** begin Extract to read **
Re: Problem with passing dynamic arrays by reference

thomas.christmann_at_online.de
Date: 08/31/04 

Date: 31 Aug 2004 04:15:52 -0700

> <malloc.h> is a non-standard header and not needed in your entire
> program. Use <stdlib.h> instead.

*sic*

> This is dangerous. If realloc() fails to allocate more memory, it
> keeps the original memory intact but returns NULL. You then end up
> overwriting your previous pointer with NULL, which means both that
> you've lost touch with your memory and the next line will cause
> undefined behaviour.
> Try this instead:
> DWORD *arr, *tmp;
> arr = malloc(sizeof(DWORD));
> tmp = realloc(arr,2*sizeof(DWORD));
> if (tmp != NULL) {
> arr = tmp;
> }

I know, I know, i just skipped it for brevity. But thanks for pointing
it out (again).

> The same comments as above apply here.
> I note with interest that you appear to have got the
pointer-to-pointer
> passing in the function right. This may surprise you, but many
newbies
> get it wrong on the first try, thinking that assigning to a parameter
> changes the value of the original variable, as long as that
parameter's
> type is a pointer. You, however, are correctly assigning to what the
> pointer parameter points to.

Uhm, thanks, I guess. Newbie, hmm...

> I'm not too sharp on the C parsing rules, but I have a sneaky
> suspicion that this is parsed as *(arr[1]) = 2, which will quite
> obviously fail. Most likely if I'm wrong, Dan Pop will now tell me
> to engage my brain and actually learn C. Just to be on the safe
> side, try (*arr)[1] = 2.

Why that sneaky ***! You're right, the compiler interpreted it
wrong.
I really have to switch to some empathic compiler, that correctly
guesses
what I try to tell it ;-)

Thanks for the quick help,

Thomas
** end Extract to read **
** begin Information provided **
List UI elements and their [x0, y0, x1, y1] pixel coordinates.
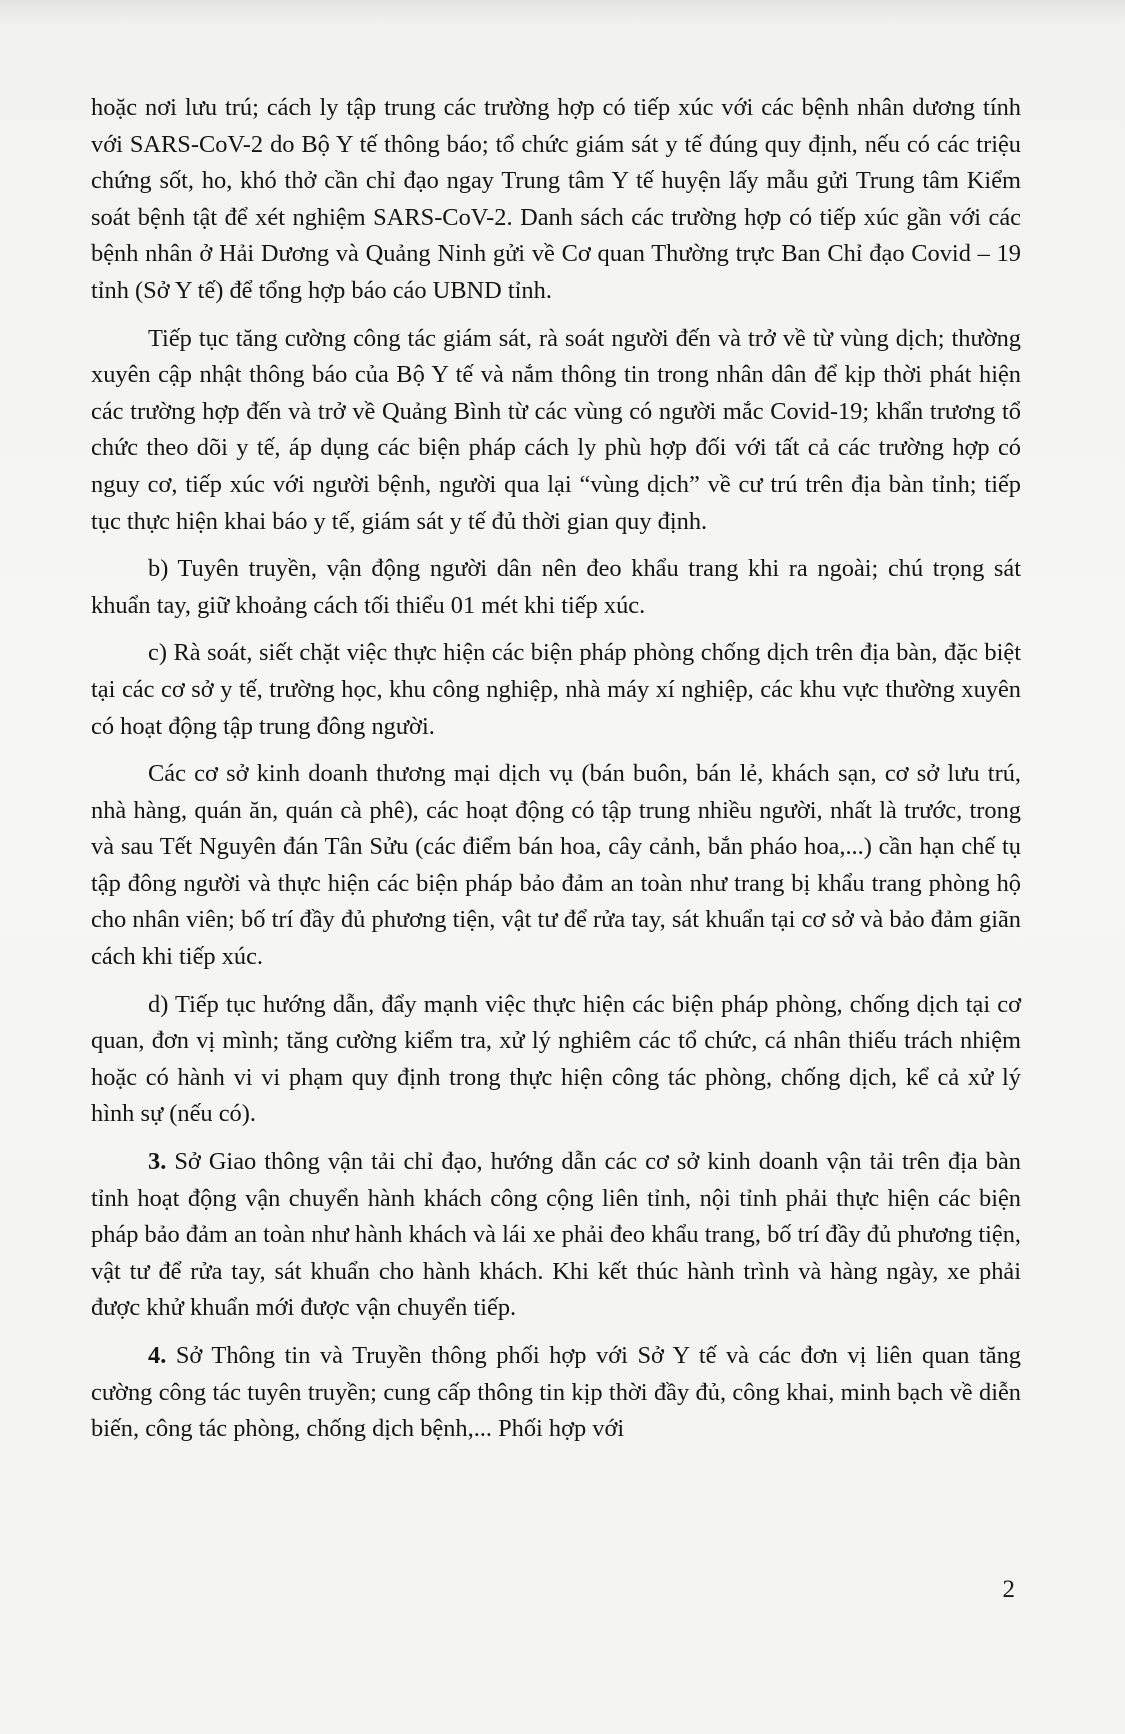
** end Information provided **
> [Work to do]
**1)** Output the passage of the forum reply on passing dynamic arrays by reference from "thomas.christmann_at_online.de" up to and including "Use <stdlib.h> instead.".
**2)** Answer these questions on the forum reply on passing dynamic arrays by reference:
(a) Which header does the quoted advice recommend using instead of <malloc.h>?
(b) According to the quoted advice, what does realloc() return when it fails to allocate more memory?
(c) What expression does the quoted advice suggest trying in place of the one suspected of being parsed as *(arr[1]) = 2?

> [Results in order]
**1)**
thomas.christmann_at_online.de
Date: 08/31/04 

Date: 31 Aug 2004 04:15:52 -0700

> <malloc.h> is a non-standard header and not needed in your entire
> program. Use <stdlib.h> instead.

**2)**
(a) <stdlib.h>
(b) NULL, while the original memory is kept intact.
(c) (*arr)[1] = 2